START

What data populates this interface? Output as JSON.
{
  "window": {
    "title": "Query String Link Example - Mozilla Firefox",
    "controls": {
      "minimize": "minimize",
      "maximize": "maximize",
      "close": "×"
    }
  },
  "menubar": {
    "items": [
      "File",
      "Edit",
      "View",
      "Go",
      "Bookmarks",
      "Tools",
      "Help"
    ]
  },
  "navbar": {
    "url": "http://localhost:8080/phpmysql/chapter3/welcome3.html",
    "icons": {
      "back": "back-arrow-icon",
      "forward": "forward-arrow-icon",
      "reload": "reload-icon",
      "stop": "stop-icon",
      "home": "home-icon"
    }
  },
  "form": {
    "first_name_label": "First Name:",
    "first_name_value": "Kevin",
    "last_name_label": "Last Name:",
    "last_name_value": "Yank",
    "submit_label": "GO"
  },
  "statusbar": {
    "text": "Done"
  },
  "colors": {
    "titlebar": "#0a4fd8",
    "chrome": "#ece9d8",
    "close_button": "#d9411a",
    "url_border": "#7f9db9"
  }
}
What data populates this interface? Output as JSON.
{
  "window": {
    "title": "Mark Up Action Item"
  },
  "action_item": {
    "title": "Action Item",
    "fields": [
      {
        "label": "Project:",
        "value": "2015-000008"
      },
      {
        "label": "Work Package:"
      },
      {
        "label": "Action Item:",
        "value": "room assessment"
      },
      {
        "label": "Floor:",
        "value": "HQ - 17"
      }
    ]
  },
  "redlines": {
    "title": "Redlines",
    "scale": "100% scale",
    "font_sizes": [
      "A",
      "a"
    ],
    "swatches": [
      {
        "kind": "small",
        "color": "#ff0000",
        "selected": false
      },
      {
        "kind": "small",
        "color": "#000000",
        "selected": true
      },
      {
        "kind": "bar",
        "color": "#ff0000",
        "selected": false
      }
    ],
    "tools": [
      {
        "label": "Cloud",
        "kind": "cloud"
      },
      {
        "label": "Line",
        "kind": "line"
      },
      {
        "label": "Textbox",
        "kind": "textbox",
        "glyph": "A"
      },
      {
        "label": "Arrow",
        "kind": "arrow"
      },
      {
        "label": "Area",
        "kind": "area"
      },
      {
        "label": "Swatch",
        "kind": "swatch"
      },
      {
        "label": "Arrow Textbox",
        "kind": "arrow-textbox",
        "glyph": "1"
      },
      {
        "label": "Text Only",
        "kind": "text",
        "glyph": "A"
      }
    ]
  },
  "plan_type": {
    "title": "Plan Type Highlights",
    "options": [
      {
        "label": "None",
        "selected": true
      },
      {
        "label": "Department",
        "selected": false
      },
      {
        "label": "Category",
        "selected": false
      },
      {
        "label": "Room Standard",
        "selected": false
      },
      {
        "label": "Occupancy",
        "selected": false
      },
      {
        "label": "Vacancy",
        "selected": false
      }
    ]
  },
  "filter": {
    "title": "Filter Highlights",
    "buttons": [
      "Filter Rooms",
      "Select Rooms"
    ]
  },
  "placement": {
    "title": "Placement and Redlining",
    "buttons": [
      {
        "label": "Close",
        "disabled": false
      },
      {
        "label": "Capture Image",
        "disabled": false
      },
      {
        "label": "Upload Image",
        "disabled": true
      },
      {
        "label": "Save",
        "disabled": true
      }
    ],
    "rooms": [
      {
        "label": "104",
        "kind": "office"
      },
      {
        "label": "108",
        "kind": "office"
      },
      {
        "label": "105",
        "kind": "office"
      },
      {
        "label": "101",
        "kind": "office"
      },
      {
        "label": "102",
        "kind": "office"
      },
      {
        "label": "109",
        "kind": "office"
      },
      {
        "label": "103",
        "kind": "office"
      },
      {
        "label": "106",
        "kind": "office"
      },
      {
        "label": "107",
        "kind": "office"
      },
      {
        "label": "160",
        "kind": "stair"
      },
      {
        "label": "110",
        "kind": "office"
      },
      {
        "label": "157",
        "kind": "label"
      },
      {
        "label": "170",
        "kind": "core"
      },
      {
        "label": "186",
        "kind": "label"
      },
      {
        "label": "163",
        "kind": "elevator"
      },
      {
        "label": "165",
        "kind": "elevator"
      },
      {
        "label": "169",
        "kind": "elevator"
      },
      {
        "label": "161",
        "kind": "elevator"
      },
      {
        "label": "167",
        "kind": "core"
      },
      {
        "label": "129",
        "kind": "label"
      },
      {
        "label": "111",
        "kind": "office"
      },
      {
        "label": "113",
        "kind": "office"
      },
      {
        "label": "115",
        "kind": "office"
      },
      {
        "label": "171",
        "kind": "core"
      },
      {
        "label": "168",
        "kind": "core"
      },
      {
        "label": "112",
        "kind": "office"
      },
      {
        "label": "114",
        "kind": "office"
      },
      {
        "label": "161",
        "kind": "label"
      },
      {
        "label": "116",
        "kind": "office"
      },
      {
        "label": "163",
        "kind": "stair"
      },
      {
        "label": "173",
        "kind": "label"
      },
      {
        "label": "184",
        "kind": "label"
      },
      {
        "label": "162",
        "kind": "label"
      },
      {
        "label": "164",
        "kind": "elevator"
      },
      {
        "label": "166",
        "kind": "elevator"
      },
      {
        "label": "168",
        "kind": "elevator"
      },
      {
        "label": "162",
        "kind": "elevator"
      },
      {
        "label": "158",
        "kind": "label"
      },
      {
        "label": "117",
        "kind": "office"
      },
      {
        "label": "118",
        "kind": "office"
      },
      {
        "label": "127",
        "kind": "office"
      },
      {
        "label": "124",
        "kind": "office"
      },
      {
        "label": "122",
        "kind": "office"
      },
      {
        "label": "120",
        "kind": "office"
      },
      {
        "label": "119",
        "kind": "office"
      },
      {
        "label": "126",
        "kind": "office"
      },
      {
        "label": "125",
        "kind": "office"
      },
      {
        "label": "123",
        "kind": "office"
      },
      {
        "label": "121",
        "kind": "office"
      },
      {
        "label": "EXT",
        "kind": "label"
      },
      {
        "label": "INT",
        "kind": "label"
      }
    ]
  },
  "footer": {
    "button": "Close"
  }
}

END

» Given problem
The records above need to be transcribed in full. Keep every character unchanged.

» Result of this task
What data populates this interface? Output as JSON.
{
  "window": {
    "title": "Query String Link Example - Mozilla Firefox",
    "controls": {
      "minimize": "minimize",
      "maximize": "maximize",
      "close": "×"
    }
  },
  "menubar": {
    "items": [
      "File",
      "Edit",
      "View",
      "Go",
      "Bookmarks",
      "Tools",
      "Help"
    ]
  },
  "navbar": {
    "url": "http://localhost:8080/phpmysql/chapter3/welcome3.html",
    "icons": {
      "back": "back-arrow-icon",
      "forward": "forward-arrow-icon",
      "reload": "reload-icon",
      "stop": "stop-icon",
      "home": "home-icon"
    }
  },
  "form": {
    "first_name_label": "First Name:",
    "first_name_value": "Kevin",
    "last_name_label": "Last Name:",
    "last_name_value": "Yank",
    "submit_label": "GO"
  },
  "statusbar": {
    "text": "Done"
  },
  "colors": {
    "titlebar": "#0a4fd8",
    "chrome": "#ece9d8",
    "close_button": "#d9411a",
    "url_border": "#7f9db9"
  }
}
What data populates this interface? Output as JSON.
{
  "window": {
    "title": "Mark Up Action Item"
  },
  "action_item": {
    "title": "Action Item",
    "fields": [
      {
        "label": "Project:",
        "value": "2015-000008"
      },
      {
        "label": "Work Package:"
      },
      {
        "label": "Action Item:",
        "value": "room assessment"
      },
      {
        "label": "Floor:",
        "value": "HQ - 17"
      }
    ]
  },
  "redlines": {
    "title": "Redlines",
    "scale": "100% scale",
    "font_sizes": [
      "A",
      "a"
    ],
    "swatches": [
      {
        "kind": "small",
        "color": "#ff0000",
        "selected": false
      },
      {
        "kind": "small",
        "color": "#000000",
        "selected": true
      },
      {
        "kind": "bar",
        "color": "#ff0000",
        "selected": false
      }
    ],
    "tools": [
      {
        "label": "Cloud",
        "kind": "cloud"
      },
      {
        "label": "Line",
        "kind": "line"
      },
      {
        "label": "Textbox",
        "kind": "textbox",
        "glyph": "A"
      },
      {
        "label": "Arrow",
        "kind": "arrow"
      },
      {
        "label": "Area",
        "kind": "area"
      },
      {
        "label": "Swatch",
        "kind": "swatch"
      },
      {
        "label": "Arrow Textbox",
        "kind": "arrow-textbox",
        "glyph": "1"
      },
      {
        "label": "Text Only",
        "kind": "text",
        "glyph": "A"
      }
    ]
  },
  "plan_type": {
    "title": "Plan Type Highlights",
    "options": [
      {
        "label": "None",
        "selected": true
      },
      {
        "label": "Department",
        "selected": false
      },
      {
        "label": "Category",
        "selected": false
      },
      {
        "label": "Room Standard",
        "selected": false
      },
      {
        "label": "Occupancy",
        "selected": false
      },
      {
        "label": "Vacancy",
        "selected": false
      }
    ]
  },
  "filter": {
    "title": "Filter Highlights",
    "buttons": [
      "Filter Rooms",
      "Select Rooms"
    ]
  },
  "placement": {
    "title": "Placement and Redlining",
    "buttons": [
      {
        "label": "Close",
        "disabled": false
      },
      {
        "label": "Capture Image",
        "disabled": false
      },
      {
        "label": "Upload Image",
        "disabled": true
      },
      {
        "label": "Save",
        "disabled": true
      }
    ],
    "rooms": [
      {
        "label": "104",
        "kind": "office"
      },
      {
        "label": "108",
        "kind": "office"
      },
      {
        "label": "105",
        "kind": "office"
      },
      {
        "label": "101",
        "kind": "office"
      },
      {
        "label": "102",
        "kind": "office"
      },
      {
        "label": "109",
        "kind": "office"
      },
      {
        "label": "103",
        "kind": "office"
      },
      {
        "label": "106",
        "kind": "office"
      },
      {
        "label": "107",
        "kind": "office"
      },
      {
        "label": "160",
        "kind": "stair"
      },
      {
        "label": "110",
        "kind": "office"
      },
      {
        "label": "157",
        "kind": "label"
      },
      {
        "label": "170",
        "kind": "core"
      },
      {
        "label": "186",
        "kind": "label"
      },
      {
        "label": "163",
        "kind": "elevator"
      },
      {
        "label": "165",
        "kind": "elevator"
      },
      {
        "label": "169",
        "kind": "elevator"
      },
      {
        "label": "161",
        "kind": "elevator"
      },
      {
        "label": "167",
        "kind": "core"
      },
      {
        "label": "129",
        "kind": "label"
      },
      {
        "label": "111",
        "kind": "office"
      },
      {
        "label": "113",
        "kind": "office"
      },
      {
        "label": "115",
        "kind": "office"
      },
      {
        "label": "171",
        "kind": "core"
      },
      {
        "label": "168",
        "kind": "core"
      },
      {
        "label": "112",
        "kind": "office"
      },
      {
        "label": "114",
        "kind": "office"
      },
      {
        "label": "161",
        "kind": "label"
      },
      {
        "label": "116",
        "kind": "office"
      },
      {
        "label": "163",
        "kind": "stair"
      },
      {
        "label": "173",
        "kind": "label"
      },
      {
        "label": "184",
        "kind": "label"
      },
      {
        "label": "162",
        "kind": "label"
      },
      {
        "label": "164",
        "kind": "elevator"
      },
      {
        "label": "166",
        "kind": "elevator"
      },
      {
        "label": "168",
        "kind": "elevator"
      },
      {
        "label": "162",
        "kind": "elevator"
      },
      {
        "label": "158",
        "kind": "label"
      },
      {
        "label": "117",
        "kind": "office"
      },
      {
        "label": "118",
        "kind": "office"
      },
      {
        "label": "127",
        "kind": "office"
      },
      {
        "label": "124",
        "kind": "office"
      },
      {
        "label": "122",
        "kind": "office"
      },
      {
        "label": "120",
        "kind": "office"
      },
      {
        "label": "119",
        "kind": "office"
      },
      {
        "label": "126",
        "kind": "office"
      },
      {
        "label": "125",
        "kind": "office"
      },
      {
        "label": "123",
        "kind": "office"
      },
      {
        "label": "121",
        "kind": "office"
      },
      {
        "label": "EXT",
        "kind": "label"
      },
      {
        "label": "INT",
        "kind": "label"
      }
    ]
  },
  "footer": {
    "button": "Close"
  }
}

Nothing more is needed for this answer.